# [Excerpt to read]

Monday, June 18, 2007

Survival

Over the last few years, I have collected a group of short-term coping tools that have really helped me out. These are the things you can pull out when you are having a not-so-great or even really bad day to help get through the next few moments or hours. These aren't long-term solutions, but they can get you in a state of mind that allows progress in those long term solutions. I have divided them into three groups: physical, mental and chemical.

Physical
  • Go for a walk - just get off the couch and walk out the door. I am usually feeling better within minutes.
  • Take a warm bath.
  • Sit in the shower and just notice the feel of the droplets hitting your body. Sometimes I imagine the water washing all the pain away. I like to call these "super water wasters" but they are well worth it.
  • Go for a walk barefoot. It is amazing how grounded this can make me feel. The different textures on skin that usually doesn't get much sensation is magical.

# [Raw data]
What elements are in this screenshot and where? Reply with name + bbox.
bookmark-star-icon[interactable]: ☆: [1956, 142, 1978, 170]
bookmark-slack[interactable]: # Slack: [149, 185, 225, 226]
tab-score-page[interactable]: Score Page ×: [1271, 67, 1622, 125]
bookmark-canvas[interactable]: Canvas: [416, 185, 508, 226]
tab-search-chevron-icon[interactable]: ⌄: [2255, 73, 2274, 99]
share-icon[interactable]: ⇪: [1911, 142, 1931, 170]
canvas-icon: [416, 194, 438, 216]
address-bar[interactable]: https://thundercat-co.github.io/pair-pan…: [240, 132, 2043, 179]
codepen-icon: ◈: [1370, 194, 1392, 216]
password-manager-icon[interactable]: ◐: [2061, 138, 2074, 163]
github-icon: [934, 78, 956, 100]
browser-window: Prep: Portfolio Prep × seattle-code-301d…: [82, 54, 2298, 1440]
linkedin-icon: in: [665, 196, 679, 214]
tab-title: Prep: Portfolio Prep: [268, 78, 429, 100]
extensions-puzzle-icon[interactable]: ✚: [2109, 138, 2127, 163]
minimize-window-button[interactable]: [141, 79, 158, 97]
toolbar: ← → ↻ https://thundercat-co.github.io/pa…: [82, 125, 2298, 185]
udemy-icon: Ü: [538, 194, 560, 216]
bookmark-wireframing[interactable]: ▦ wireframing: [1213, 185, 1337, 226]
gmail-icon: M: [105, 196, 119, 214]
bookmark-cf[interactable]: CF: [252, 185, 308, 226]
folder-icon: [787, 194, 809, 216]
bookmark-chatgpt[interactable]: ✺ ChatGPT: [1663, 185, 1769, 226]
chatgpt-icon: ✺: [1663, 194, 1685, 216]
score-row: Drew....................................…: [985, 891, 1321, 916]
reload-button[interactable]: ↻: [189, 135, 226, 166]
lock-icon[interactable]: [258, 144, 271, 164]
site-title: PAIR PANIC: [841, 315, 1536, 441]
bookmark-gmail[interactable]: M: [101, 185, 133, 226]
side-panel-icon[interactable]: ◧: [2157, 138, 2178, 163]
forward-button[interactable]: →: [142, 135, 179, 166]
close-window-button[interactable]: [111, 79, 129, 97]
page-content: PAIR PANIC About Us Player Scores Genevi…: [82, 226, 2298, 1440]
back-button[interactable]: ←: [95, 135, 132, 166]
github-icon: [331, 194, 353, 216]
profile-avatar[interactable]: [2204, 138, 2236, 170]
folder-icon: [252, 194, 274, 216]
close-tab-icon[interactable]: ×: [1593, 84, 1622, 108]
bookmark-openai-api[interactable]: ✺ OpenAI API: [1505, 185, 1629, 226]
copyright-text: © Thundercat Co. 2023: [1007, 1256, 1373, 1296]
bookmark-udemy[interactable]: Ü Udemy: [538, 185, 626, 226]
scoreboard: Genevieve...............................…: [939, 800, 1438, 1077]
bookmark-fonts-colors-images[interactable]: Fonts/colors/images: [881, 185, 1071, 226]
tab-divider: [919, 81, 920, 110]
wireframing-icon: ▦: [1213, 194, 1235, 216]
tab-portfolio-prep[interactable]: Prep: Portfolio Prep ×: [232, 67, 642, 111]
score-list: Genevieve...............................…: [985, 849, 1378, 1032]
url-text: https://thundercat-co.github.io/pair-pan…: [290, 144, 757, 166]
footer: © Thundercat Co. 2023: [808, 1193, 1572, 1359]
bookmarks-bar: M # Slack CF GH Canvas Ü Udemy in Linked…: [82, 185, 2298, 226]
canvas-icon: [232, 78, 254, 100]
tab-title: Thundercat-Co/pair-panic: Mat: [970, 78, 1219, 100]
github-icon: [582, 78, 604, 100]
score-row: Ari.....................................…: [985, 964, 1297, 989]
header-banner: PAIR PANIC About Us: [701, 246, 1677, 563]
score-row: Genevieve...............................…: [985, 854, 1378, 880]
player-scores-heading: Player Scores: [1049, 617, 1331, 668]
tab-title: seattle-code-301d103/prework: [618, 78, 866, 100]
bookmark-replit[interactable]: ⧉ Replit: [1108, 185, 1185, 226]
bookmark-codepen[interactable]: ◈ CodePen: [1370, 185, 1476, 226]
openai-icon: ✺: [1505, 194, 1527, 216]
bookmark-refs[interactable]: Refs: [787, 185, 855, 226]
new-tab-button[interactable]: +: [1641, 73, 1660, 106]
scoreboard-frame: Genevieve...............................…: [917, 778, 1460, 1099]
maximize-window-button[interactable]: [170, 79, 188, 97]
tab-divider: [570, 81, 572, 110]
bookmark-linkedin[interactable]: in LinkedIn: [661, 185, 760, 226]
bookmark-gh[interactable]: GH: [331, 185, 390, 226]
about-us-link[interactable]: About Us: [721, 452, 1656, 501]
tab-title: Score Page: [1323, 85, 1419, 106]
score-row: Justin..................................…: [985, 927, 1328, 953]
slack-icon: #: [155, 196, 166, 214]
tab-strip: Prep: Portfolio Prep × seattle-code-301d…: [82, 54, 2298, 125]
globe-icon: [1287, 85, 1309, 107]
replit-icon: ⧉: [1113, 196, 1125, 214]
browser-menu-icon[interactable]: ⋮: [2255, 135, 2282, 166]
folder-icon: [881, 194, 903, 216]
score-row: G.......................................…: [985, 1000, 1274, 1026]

# [Instructions]
a) Retype the coping-tools post from "Monday, June 18, 2007" to "mental and chemical.".
b) What three groups does the coping-tools post divide its tools into?

# [Outputs in order]
a)
Monday, June 18, 2007

Survival

Over the last few years, I have collected a group of short-term coping tools that have really helped me out. These are the things you can pull out when you are having a not-so-great or even really bad day to help get through the next few moments or hours. These aren't long-term solutions, but they can get you in a state of mind that allows progress in those long term solutions. I have divided them into three groups: physical, mental and chemical.

b) Physical, mental and chemical